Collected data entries
*-*-*
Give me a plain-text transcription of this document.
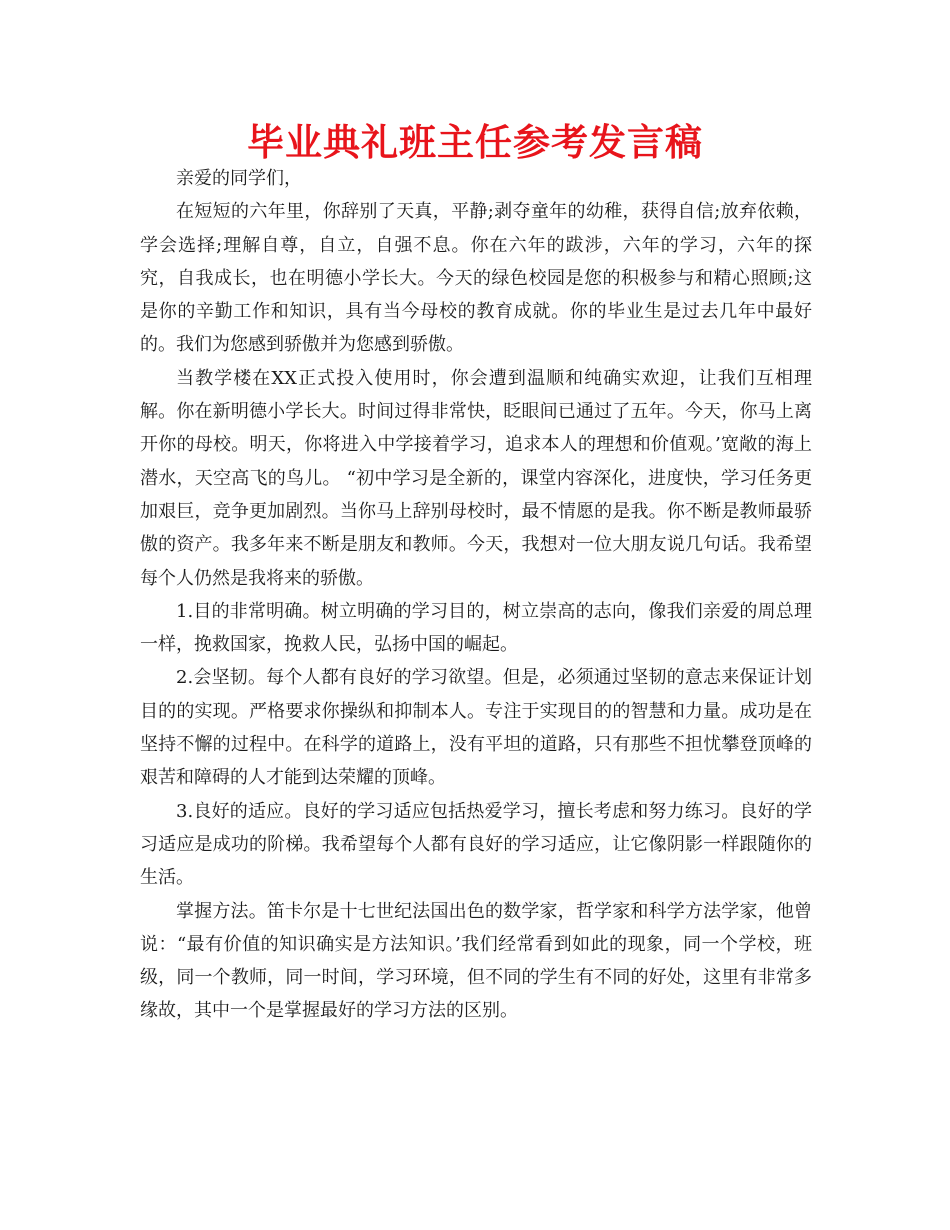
毕业典礼班主任参考发言稿

亲爱的同学们，

在短短的六年里，你辞别了天真，平静;剥夺童年的幼稚，获得自信;放弃依赖，学会选择;理解自尊，自立，自强不息。你在六年的跋涉，六年的学习，六年的探究，自我成长，也在明德小学长大。今天的绿色校园是您的积极参与和精心照顾;这是你的辛勤工作和知识，具有当今母校的教育成就。你的毕业生是过去几年中最好的。我们为您感到骄傲并为您感到骄傲。

当教学楼在XX正式投入使用时，你会遭到温顺和纯确实欢迎，让我们互相理解。你在新明德小学长大。时间过得非常快，眨眼间已通过了五年。今天，你马上离开你的母校。明天，你将进入中学接着学习，追求本人的理想和价值观。’宽敞的海上潜水，天空高飞的鸟儿。 “初中学习是全新的，课堂内容深化，进度快，学习任务更加艰巨，竞争更加剧烈。当你马上辞别母校时，最不情愿的是我。你不断是教师最骄傲的资产。我多年来不断是朋友和教师。今天，我想对一位大朋友说几句话。我希望每个人仍然是我将来的骄傲。

1.目的非常明确。树立明确的学习目的，树立崇高的志向，像我们亲爱的周总理一样，挽救国家，挽救人民，弘扬中国的崛起。

2.会坚韧。每个人都有良好的学习欲望。但是，必须通过坚韧的意志来保证计划目的的实现。严格要求你操纵和抑制本人。专注于实现目的的智慧和力量。成功是在坚持不懈的过程中。在科学的道路上，没有平坦的道路，只有那些不担忧攀登顶峰的艰苦和障碍的人才能到达荣耀的顶峰。

3.良好的适应。良好的学习适应包括热爱学习，擅长考虑和努力练习。良好的学习适应是成功的阶梯。我希望每个人都有良好的学习适应，让它像阴影一样跟随你的生活。

掌握方法。笛卡尔是十七世纪法国出色的数学家，哲学家和科学方法学家，他曾说：“最有价值的知识确实是方法知识。’我们经常看到如此的现象，同一个学校，班级，同一个教师，同一时间，学习环境，但不同的学生有不同的好处，这里有非常多缘故，其中一个是掌握最好的学习方法的区别。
*-*-*
▶ [Aim of the task] Set down every entry word for word, but omit the pictures.

▶ [Solution for this task]
Give me a plain-text transcription of this document.
毕业典礼班主任参考发言稿

亲爱的同学们，

在短短的六年里，你辞别了天真，平静;剥夺童年的幼稚，获得自信;放弃依赖，学会选择;理解自尊，自立，自强不息。你在六年的跋涉，六年的学习，六年的探究，自我成长，也在明德小学长大。今天的绿色校园是您的积极参与和精心照顾;这是你的辛勤工作和知识，具有当今母校的教育成就。你的毕业生是过去几年中最好的。我们为您感到骄傲并为您感到骄傲。

当教学楼在XX正式投入使用时，你会遭到温顺和纯确实欢迎，让我们互相理解。你在新明德小学长大。时间过得非常快，眨眼间已通过了五年。今天，你马上离开你的母校。明天，你将进入中学接着学习，追求本人的理想和价值观。’宽敞的海上潜水，天空高飞的鸟儿。 “初中学习是全新的，课堂内容深化，进度快，学习任务更加艰巨，竞争更加剧烈。当你马上辞别母校时，最不情愿的是我。你不断是教师最骄傲的资产。我多年来不断是朋友和教师。今天，我想对一位大朋友说几句话。我希望每个人仍然是我将来的骄傲。

1.目的非常明确。树立明确的学习目的，树立崇高的志向，像我们亲爱的周总理一样，挽救国家，挽救人民，弘扬中国的崛起。

2.会坚韧。每个人都有良好的学习欲望。但是，必须通过坚韧的意志来保证计划目的的实现。严格要求你操纵和抑制本人。专注于实现目的的智慧和力量。成功是在坚持不懈的过程中。在科学的道路上，没有平坦的道路，只有那些不担忧攀登顶峰的艰苦和障碍的人才能到达荣耀的顶峰。

3.良好的适应。良好的学习适应包括热爱学习，擅长考虑和努力练习。良好的学习适应是成功的阶梯。我希望每个人都有良好的学习适应，让它像阴影一样跟随你的生活。

掌握方法。笛卡尔是十七世纪法国出色的数学家，哲学家和科学方法学家，他曾说：“最有价值的知识确实是方法知识。’我们经常看到如此的现象，同一个学校，班级，同一个教师，同一时间，学习环境，但不同的学生有不同的好处，这里有非常多缘故，其中一个是掌握最好的学习方法的区别。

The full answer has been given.